WHAT TO WORK ON -
How many lines of these entries hold the string "clocks"? Reply with the number alone.

DATA SUPPLIED -
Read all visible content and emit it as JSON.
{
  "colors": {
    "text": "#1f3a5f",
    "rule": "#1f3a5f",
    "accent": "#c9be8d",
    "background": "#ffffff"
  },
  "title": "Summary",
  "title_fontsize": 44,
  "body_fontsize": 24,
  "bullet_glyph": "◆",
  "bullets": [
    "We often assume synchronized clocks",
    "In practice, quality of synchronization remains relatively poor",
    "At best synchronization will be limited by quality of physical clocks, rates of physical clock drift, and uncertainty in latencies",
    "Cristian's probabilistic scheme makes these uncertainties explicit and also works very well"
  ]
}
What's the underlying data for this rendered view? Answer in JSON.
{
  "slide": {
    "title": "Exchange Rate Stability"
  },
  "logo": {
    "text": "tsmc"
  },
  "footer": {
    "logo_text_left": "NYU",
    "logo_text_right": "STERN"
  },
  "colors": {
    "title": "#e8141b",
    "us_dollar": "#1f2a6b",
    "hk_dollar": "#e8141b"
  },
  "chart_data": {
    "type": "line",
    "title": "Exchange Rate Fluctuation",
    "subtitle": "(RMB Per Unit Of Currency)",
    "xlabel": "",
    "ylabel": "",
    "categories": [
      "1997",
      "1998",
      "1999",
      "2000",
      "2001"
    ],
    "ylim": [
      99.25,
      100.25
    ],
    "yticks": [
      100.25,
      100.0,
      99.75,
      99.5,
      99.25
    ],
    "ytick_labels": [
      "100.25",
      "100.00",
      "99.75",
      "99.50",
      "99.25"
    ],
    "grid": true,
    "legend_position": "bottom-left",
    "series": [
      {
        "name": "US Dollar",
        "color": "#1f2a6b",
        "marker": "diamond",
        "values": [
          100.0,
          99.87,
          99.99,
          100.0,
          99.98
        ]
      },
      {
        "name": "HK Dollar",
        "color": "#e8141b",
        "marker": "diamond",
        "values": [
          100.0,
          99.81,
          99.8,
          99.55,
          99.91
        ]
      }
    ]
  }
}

WRITTEN ANSWER -
2